Entri dataset:
==================================================
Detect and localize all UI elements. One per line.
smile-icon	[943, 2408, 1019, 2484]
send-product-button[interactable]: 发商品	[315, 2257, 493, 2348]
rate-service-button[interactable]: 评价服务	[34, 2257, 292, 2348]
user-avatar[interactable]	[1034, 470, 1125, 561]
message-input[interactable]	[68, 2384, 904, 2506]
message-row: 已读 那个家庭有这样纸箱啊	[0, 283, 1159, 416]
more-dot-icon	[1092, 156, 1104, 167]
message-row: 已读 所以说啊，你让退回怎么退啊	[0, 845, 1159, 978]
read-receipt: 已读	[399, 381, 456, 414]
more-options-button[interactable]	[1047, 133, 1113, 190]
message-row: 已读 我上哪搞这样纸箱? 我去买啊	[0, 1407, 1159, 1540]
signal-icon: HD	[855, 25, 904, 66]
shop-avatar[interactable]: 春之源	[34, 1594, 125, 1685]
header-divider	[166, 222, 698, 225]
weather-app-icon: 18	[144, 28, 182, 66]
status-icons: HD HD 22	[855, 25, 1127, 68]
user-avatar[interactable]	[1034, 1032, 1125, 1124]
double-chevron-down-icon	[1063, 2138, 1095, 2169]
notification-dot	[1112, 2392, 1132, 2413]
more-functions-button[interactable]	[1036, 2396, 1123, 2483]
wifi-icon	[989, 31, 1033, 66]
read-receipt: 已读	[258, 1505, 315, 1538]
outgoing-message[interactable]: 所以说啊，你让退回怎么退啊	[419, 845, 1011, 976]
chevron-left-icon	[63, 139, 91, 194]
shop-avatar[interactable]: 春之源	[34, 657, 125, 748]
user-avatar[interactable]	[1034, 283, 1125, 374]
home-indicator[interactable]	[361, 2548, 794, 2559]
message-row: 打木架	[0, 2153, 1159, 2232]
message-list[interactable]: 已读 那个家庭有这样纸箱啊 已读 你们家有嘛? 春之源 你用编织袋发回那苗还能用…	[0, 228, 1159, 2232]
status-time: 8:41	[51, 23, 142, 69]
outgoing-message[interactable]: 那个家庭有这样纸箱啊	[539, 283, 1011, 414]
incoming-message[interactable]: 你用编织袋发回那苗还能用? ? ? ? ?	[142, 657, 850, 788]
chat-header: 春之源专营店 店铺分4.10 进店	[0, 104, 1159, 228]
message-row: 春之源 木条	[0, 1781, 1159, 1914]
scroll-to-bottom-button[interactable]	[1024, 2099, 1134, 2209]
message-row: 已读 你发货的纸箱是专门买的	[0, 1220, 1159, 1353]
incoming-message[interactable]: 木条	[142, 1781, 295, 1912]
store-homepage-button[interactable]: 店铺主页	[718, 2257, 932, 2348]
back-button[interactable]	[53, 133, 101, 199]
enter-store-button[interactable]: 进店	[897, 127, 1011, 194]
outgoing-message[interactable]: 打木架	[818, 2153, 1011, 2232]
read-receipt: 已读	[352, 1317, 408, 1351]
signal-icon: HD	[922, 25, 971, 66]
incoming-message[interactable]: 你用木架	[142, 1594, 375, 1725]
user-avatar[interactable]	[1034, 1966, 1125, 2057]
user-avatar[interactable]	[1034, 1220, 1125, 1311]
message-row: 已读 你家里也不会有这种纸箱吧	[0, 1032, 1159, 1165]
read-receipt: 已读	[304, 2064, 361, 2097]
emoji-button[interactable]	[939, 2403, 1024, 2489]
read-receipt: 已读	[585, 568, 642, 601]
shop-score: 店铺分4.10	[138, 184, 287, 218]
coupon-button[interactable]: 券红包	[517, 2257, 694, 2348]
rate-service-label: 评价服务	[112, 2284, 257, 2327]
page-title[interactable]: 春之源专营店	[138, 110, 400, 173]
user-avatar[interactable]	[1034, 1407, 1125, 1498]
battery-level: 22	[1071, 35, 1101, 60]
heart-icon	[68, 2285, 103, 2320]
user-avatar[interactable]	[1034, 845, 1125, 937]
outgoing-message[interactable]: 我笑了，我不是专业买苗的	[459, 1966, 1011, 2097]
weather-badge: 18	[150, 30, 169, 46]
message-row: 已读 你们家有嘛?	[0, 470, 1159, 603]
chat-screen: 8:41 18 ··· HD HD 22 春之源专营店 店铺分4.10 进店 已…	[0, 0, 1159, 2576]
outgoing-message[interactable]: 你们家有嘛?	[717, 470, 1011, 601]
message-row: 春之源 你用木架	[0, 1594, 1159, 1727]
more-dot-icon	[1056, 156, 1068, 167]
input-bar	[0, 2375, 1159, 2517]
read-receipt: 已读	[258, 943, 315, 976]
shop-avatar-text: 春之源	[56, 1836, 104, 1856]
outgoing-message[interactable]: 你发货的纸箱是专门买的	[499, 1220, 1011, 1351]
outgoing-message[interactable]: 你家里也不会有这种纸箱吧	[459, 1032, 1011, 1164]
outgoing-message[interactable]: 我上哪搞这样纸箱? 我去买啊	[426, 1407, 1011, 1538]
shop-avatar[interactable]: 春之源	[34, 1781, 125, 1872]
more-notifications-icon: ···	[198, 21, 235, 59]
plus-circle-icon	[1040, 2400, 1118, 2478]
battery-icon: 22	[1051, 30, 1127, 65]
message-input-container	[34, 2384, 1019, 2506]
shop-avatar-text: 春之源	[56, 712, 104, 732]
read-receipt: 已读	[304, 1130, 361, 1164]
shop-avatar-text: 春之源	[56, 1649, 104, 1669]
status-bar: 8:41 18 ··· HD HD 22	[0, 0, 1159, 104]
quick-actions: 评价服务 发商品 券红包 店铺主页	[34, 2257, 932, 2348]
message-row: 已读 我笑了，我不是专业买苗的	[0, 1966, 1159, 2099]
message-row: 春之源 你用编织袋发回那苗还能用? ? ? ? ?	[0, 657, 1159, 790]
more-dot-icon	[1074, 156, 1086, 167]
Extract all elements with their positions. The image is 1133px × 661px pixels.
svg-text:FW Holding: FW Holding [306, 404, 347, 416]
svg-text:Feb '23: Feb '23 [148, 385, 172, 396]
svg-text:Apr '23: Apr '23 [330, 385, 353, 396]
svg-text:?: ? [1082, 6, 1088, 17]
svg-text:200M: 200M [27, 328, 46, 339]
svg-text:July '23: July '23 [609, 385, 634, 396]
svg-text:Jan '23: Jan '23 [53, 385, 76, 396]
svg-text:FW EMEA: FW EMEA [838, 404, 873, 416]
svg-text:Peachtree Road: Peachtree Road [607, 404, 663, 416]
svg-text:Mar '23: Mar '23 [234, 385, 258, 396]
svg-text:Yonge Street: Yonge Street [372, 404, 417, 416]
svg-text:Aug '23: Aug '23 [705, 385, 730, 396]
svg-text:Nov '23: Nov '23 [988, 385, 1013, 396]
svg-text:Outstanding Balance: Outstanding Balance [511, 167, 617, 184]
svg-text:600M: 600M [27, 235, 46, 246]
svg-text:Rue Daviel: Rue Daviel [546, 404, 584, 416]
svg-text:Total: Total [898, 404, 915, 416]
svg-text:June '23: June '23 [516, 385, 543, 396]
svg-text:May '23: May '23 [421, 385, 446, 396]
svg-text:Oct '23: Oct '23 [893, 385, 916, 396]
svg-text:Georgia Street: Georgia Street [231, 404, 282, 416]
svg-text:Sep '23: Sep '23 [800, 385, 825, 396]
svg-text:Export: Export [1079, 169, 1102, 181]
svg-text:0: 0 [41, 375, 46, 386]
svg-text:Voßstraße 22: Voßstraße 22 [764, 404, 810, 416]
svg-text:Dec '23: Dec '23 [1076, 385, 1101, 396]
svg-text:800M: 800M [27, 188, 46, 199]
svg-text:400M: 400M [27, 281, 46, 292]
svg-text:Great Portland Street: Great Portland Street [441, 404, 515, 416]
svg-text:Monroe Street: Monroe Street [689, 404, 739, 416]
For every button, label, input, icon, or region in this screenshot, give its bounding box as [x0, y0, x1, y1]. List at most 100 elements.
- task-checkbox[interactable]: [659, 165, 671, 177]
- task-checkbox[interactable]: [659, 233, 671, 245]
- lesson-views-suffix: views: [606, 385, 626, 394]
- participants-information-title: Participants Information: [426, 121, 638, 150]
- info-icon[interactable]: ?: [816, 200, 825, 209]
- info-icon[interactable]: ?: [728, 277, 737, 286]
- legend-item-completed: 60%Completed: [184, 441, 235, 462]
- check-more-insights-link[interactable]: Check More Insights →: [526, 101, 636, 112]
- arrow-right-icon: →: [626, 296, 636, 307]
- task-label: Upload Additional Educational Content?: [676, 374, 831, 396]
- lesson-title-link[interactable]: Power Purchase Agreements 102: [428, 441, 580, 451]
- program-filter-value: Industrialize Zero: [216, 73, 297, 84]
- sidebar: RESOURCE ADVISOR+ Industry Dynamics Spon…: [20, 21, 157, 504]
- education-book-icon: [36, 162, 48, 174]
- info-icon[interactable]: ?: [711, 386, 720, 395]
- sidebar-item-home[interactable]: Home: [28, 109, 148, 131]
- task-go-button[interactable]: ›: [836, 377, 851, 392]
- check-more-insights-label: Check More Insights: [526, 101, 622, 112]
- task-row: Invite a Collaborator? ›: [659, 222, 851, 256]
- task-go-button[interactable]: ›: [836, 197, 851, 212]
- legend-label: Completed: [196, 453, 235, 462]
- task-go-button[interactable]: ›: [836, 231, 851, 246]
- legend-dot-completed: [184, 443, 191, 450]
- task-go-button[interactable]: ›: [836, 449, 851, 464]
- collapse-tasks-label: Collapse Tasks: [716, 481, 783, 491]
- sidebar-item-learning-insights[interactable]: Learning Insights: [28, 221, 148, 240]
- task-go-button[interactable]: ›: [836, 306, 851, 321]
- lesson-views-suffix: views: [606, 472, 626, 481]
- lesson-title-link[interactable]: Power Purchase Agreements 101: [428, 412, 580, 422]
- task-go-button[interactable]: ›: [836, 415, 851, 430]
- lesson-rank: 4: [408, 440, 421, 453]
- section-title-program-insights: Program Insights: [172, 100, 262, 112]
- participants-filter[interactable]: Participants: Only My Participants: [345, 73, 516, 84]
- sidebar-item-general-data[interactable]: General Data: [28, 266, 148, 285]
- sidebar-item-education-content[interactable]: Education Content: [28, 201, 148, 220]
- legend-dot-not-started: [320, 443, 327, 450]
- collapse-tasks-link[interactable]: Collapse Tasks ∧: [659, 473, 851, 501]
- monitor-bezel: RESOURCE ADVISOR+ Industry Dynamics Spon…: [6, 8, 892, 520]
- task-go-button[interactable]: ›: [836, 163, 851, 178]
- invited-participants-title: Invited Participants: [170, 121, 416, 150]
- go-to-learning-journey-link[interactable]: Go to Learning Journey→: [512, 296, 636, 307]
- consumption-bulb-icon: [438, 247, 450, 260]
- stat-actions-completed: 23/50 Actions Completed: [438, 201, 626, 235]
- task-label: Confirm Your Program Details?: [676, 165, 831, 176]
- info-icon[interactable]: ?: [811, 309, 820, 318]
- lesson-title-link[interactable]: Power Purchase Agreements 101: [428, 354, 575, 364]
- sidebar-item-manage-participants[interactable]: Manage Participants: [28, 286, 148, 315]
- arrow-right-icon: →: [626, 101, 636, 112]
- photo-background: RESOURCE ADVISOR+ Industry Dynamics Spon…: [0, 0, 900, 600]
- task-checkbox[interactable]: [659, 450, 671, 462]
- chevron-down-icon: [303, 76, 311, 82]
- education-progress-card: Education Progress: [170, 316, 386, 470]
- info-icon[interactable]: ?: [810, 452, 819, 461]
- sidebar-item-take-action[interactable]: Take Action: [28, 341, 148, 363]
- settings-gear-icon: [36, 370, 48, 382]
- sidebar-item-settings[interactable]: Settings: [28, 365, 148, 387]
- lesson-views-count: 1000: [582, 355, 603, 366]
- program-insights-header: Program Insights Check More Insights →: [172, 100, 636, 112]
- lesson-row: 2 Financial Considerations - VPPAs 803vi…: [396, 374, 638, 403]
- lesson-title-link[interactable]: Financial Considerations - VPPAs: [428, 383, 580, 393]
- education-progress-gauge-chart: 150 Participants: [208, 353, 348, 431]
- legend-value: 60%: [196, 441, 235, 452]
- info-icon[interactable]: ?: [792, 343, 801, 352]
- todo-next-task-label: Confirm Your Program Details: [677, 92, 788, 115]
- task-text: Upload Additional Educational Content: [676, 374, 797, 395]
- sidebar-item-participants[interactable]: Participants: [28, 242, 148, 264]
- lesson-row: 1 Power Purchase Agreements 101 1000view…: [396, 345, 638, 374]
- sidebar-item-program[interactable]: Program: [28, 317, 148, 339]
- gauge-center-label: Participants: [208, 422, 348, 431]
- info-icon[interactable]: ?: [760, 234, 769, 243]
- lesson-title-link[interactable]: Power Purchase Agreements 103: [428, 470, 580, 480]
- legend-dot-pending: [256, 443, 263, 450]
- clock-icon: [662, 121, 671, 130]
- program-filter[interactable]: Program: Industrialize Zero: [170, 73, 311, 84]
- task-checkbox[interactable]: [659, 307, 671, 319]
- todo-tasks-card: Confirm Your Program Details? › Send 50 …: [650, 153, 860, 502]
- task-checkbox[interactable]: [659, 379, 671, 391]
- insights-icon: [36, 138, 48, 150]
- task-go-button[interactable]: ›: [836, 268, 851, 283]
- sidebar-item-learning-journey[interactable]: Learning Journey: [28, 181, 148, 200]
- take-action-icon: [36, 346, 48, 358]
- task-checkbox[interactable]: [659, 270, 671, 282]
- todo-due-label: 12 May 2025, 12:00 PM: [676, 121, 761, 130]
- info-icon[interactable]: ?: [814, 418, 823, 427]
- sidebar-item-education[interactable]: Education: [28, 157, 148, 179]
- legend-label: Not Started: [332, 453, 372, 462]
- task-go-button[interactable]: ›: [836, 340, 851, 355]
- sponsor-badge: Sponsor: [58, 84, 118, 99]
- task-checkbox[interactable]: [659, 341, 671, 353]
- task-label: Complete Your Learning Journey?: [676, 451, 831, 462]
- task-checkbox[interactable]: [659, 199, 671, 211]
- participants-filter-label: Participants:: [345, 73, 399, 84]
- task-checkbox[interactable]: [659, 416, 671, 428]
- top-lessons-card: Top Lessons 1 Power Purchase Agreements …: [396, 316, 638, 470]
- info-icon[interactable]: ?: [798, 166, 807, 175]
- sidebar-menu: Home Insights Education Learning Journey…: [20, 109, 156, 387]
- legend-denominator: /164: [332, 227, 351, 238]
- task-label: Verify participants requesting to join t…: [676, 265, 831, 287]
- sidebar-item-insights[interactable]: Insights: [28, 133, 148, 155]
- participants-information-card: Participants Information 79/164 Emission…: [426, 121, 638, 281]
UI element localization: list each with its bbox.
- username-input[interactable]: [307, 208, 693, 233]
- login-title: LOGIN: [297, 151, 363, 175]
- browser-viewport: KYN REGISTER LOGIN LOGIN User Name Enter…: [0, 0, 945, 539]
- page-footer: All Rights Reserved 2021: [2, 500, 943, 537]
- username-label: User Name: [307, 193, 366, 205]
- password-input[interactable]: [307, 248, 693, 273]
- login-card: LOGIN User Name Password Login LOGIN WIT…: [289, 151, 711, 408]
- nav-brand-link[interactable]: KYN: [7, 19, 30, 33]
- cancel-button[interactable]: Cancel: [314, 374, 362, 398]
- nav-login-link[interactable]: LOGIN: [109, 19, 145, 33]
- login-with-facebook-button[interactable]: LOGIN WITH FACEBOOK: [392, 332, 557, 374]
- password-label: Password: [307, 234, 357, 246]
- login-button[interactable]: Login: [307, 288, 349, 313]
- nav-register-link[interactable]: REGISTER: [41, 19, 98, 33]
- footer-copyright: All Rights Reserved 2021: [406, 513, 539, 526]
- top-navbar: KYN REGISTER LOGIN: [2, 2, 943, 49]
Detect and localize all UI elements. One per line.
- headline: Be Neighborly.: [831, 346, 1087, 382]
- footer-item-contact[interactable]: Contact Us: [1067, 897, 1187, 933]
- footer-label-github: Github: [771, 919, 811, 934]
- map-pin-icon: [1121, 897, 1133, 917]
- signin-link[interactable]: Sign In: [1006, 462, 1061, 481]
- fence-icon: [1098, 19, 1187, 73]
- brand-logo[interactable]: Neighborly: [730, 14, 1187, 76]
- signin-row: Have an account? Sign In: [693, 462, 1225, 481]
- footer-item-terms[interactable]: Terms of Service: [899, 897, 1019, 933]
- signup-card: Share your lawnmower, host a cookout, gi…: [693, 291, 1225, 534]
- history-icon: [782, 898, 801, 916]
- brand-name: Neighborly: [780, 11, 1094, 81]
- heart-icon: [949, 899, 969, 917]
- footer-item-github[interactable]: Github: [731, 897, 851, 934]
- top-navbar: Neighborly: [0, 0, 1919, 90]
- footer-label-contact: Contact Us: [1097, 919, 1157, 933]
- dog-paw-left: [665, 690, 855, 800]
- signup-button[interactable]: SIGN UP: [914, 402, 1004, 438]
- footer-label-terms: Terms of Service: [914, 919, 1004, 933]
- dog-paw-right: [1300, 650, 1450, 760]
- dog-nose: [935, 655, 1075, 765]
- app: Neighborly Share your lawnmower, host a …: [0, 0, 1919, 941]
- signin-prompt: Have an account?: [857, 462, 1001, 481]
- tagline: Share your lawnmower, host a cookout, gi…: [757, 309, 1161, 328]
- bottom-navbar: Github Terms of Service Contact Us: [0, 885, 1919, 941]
==================================================
*Yang Harus Dilakukan*. Temukan setiap baris dalam entri di atas yang memuat kata "Confirm", lalu salin baris-baris tersebut. Huruf besar dan huruf kecil harus sesuai.

*Hasil*.
- task-label: Confirm Your Program Details?: [676, 165, 831, 176]
- todo-next-task-label: Confirm Your Program Details: [677, 92, 788, 115]
- todo-tasks-card: Confirm Your Program Details? › Send 50 …: [650, 153, 860, 502]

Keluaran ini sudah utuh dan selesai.